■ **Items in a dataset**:
▬▬▬▬▬▬▬▬▬▬

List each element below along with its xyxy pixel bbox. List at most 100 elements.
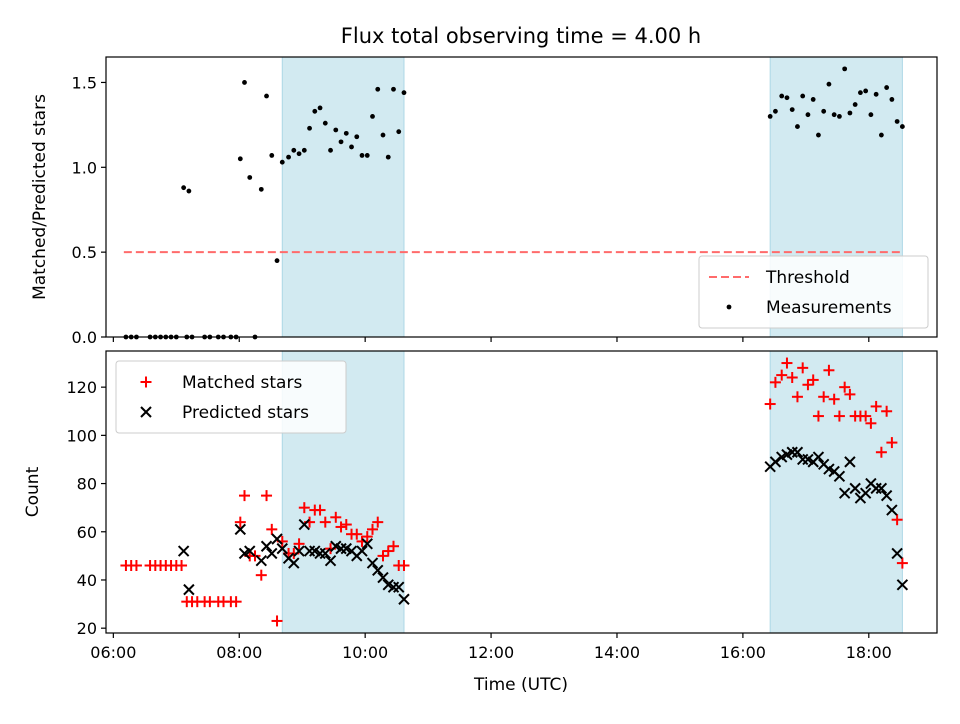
counts-series-0-point-48 [387,540,399,552]
counts-series-1-point-58-b [896,579,909,591]
counts-series-0-point-71 [870,400,882,412]
counts-series-1-point-14 [303,545,316,557]
counts-legend: Matched stars Predicted stars [115,360,347,434]
counts-series-1-point-22-b [345,545,358,557]
ratio-series-0-point-22 [247,175,253,180]
counts-series-1-point-17 [319,547,331,560]
counts-series-1-point-37-b [786,446,798,458]
ratio-series-0-point-73 [884,85,890,90]
counts-series-1-point-44-b [823,463,835,475]
counts-series-1-point-57 [891,547,903,560]
counts-series-1-point-6 [260,540,273,552]
ratio-series-0-point-65 [842,66,848,72]
ratio-series-0-point-58 [805,112,811,118]
ratio-series-0-point-69 [863,88,869,94]
counts-series-0-point-76 [896,557,908,569]
counts-series-0-point-72 [875,446,887,458]
counts-series-1-point-57-b [891,547,903,560]
counts-series-1-point-19-b [330,540,342,552]
counts-series-1-point-34 [769,456,782,468]
counts-series-1-point-42 [812,451,825,463]
counts-series-1-point-12 [293,545,305,557]
counts-series-1-point-15-b [309,545,321,557]
ratio-series-0-point-67 [852,102,858,107]
counts-series-1-point-7-b [266,547,278,560]
counts-series-0-point-25 [266,523,278,535]
ratio-series-0-point-44 [370,113,375,119]
counts-series-1-point-28-b [377,571,389,584]
ratio-series-0-point-74 [889,97,895,102]
ratio-series-0-point-60 [816,132,821,138]
counts-series-1-point-55 [880,489,893,502]
counts-series-1-point-5 [255,554,267,567]
counts-series-0-point-9 [176,560,188,572]
ratio-series-0-point-20 [237,156,243,162]
counts-series-1-point-53-b [870,482,882,495]
counts-series-1-point-20-b [335,542,347,555]
counts-series-0-point-18 [230,596,242,608]
counts-series-1-point-20 [335,542,347,555]
ratio-series-0-point-59 [810,97,816,102]
counts-series-1-point-43-b [817,458,830,470]
counts-series-0-point-50 [398,560,410,572]
ratio-legend: Threshold Measurements [698,255,929,329]
counts-series-1-point-27-b [372,564,384,577]
counts-y-tick-label-3: 80 [77,475,97,494]
counts-series-0-point-74 [886,437,898,449]
ratio-series-0-point-39 [343,130,349,136]
counts-series-1-point-18-b [324,554,337,567]
counts-series-0-point-46 [377,550,389,562]
count-y-axis-label: Count [23,466,43,517]
counts-series-1-point-34-b [769,456,782,468]
counts-series-1-point-45-b [828,465,840,478]
counts-series-1-point-46-b [833,470,846,483]
x-axis-label: Time (UTC) [473,675,568,695]
counts-legend-label-0: Matched stars [182,373,302,393]
counts-y-tick-label-4: 100 [66,426,97,445]
counts-series-1-point-54-b [875,482,888,495]
counts-series-1-point-6-b [260,540,273,552]
ratio-series-0-point-30 [296,151,302,157]
counts-series-1-point-14-b [303,545,316,557]
ratio-series-0-point-32 [307,125,312,131]
ratio-series-0-point-35 [322,120,328,126]
counts-series-1-point-1-b [183,583,195,596]
counts-series-1-point-16 [314,547,326,560]
counts-series-0-point-65 [839,381,851,393]
ratio-series-0-point-76 [899,124,905,129]
counts-series-1-point-42-b [812,451,825,463]
ratio-series-0-point-36 [328,147,333,153]
counts-legend-swatch-1 [140,406,152,418]
ratio-series-0-point-19 [186,188,192,194]
ratio-series-0-point-55 [789,107,795,113]
ratio-series-0-point-51 [767,113,773,119]
x-tick-label-2: 10:00 [342,643,388,662]
counts-series-1-point-51-b [859,487,872,499]
ratio-series-0-point-49 [396,129,402,135]
counts-series-1-point-47-b [838,487,851,499]
ratio-series-0-point-33 [312,108,318,114]
counts-series-0-point-19 [234,516,246,528]
counts-series-0-point-31 [298,502,310,514]
counts-legend-swatch-0 [140,376,152,388]
ratio-series-0-point-43 [364,153,370,158]
counts-series-0-point-53 [776,369,788,381]
counts-series-1-point-48-b [844,456,856,468]
counts-series-1-point-1 [183,583,195,596]
counts-series-0-point-64 [833,410,845,422]
x-tick-label-6: 18:00 [846,643,892,662]
counts-series-0-point-37 [330,511,342,523]
ratio-series-0-point-52 [773,108,778,114]
counts-series-1-point-39-b [796,453,809,466]
counts-series-0-point-66 [844,388,856,400]
counts-series-0-point-47 [382,545,394,557]
ratio-series-0-point-53 [779,93,785,99]
counts-series-1-point-8-b [271,533,283,545]
counts-series-1-point-49 [849,482,861,495]
counts-series-1-point-30 [387,581,400,593]
counts-series-0-point-26 [271,615,283,627]
ratio-series-0-point-54 [784,95,790,101]
counts-series-0-point-61 [818,391,830,403]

▬▬▬▬▬▬▬▬▬▬

■ **Task objective**: Repeat every line of the items above word for word, leaving out the pictures.

■ **Result below**:
List each element below along with its xyxy pixel bbox. List at most 100 elements.
counts-series-0-point-48 [387,540,399,552]
counts-series-1-point-58-b [896,579,909,591]
counts-series-0-point-71 [870,400,882,412]
counts-series-1-point-14 [303,545,316,557]
counts-legend: Matched stars Predicted stars [115,360,347,434]
counts-series-1-point-22-b [345,545,358,557]
ratio-series-0-point-22 [247,175,253,180]
counts-series-1-point-17 [319,547,331,560]
counts-series-1-point-37-b [786,446,798,458]
ratio-series-0-point-73 [884,85,890,90]
counts-series-1-point-44-b [823,463,835,475]
counts-series-1-point-57 [891,547,903,560]
counts-series-1-point-6 [260,540,273,552]
ratio-series-0-point-65 [842,66,848,72]
ratio-series-0-point-58 [805,112,811,118]
ratio-series-0-point-69 [863,88,869,94]
counts-series-0-point-76 [896,557,908,569]
counts-series-0-point-72 [875,446,887,458]
counts-series-1-point-57-b [891,547,903,560]
counts-series-1-point-19-b [330,540,342,552]
counts-series-1-point-34 [769,456,782,468]
counts-series-1-point-42 [812,451,825,463]
counts-series-1-point-12 [293,545,305,557]
counts-series-1-point-15-b [309,545,321,557]
ratio-series-0-point-67 [852,102,858,107]
counts-series-1-point-7-b [266,547,278,560]
counts-series-0-point-25 [266,523,278,535]
ratio-series-0-point-44 [370,113,375,119]
counts-series-1-point-28-b [377,571,389,584]
ratio-series-0-point-74 [889,97,895,102]
ratio-series-0-point-60 [816,132,821,138]
counts-series-1-point-55 [880,489,893,502]
counts-series-1-point-5 [255,554,267,567]
counts-series-0-point-9 [176,560,188,572]
ratio-series-0-point-20 [237,156,243,162]
counts-series-1-point-53-b [870,482,882,495]
counts-series-1-point-20-b [335,542,347,555]
counts-series-0-point-18 [230,596,242,608]
counts-series-1-point-20 [335,542,347,555]
ratio-series-0-point-59 [810,97,816,102]
counts-series-1-point-43-b [817,458,830,470]
counts-series-0-point-50 [398,560,410,572]
ratio-legend: Threshold Measurements [698,255,929,329]
counts-series-1-point-27-b [372,564,384,577]
counts-y-tick-label-3: 80 [77,475,97,494]
counts-series-0-point-74 [886,437,898,449]
ratio-series-0-point-39 [343,130,349,136]
counts-series-1-point-18-b [324,554,337,567]
counts-series-0-point-46 [377,550,389,562]
count-y-axis-label: Count [23,466,43,517]
counts-series-1-point-34-b [769,456,782,468]
counts-series-1-point-45-b [828,465,840,478]
counts-series-1-point-46-b [833,470,846,483]
x-axis-label: Time (UTC) [473,675,568,695]
counts-legend-label-0: Matched stars [182,373,302,393]
counts-y-tick-label-4: 100 [66,426,97,445]
counts-series-1-point-54-b [875,482,888,495]
counts-series-1-point-6-b [260,540,273,552]
ratio-series-0-point-30 [296,151,302,157]
counts-series-1-point-14-b [303,545,316,557]
ratio-series-0-point-32 [307,125,312,131]
ratio-series-0-point-35 [322,120,328,126]
counts-series-1-point-1-b [183,583,195,596]
counts-series-1-point-16 [314,547,326,560]
counts-series-0-point-65 [839,381,851,393]
ratio-series-0-point-76 [899,124,905,129]
counts-series-1-point-42-b [812,451,825,463]
ratio-series-0-point-36 [328,147,333,153]
counts-legend-swatch-1 [140,406,152,418]
ratio-series-0-point-19 [186,188,192,194]
ratio-series-0-point-55 [789,107,795,113]
ratio-series-0-point-51 [767,113,773,119]
x-tick-label-2: 10:00 [342,643,388,662]
counts-series-1-point-51-b [859,487,872,499]
ratio-series-0-point-49 [396,129,402,135]
counts-series-1-point-47-b [838,487,851,499]
ratio-series-0-point-33 [312,108,318,114]
counts-series-0-point-19 [234,516,246,528]
counts-series-0-point-31 [298,502,310,514]
counts-legend-swatch-0 [140,376,152,388]
ratio-series-0-point-43 [364,153,370,158]
counts-series-0-point-53 [776,369,788,381]
counts-series-1-point-48-b [844,456,856,468]
counts-series-1-point-1 [183,583,195,596]
counts-series-0-point-64 [833,410,845,422]
x-tick-label-6: 18:00 [846,643,892,662]
counts-series-0-point-37 [330,511,342,523]
ratio-series-0-point-52 [773,108,778,114]
counts-series-1-point-39-b [796,453,809,466]
counts-series-0-point-66 [844,388,856,400]
counts-series-0-point-47 [382,545,394,557]
ratio-series-0-point-53 [779,93,785,99]
counts-series-1-point-8-b [271,533,283,545]
counts-series-1-point-49 [849,482,861,495]
counts-series-1-point-30 [387,581,400,593]
counts-series-0-point-26 [271,615,283,627]
ratio-series-0-point-54 [784,95,790,101]
counts-series-0-point-61 [818,391,830,403]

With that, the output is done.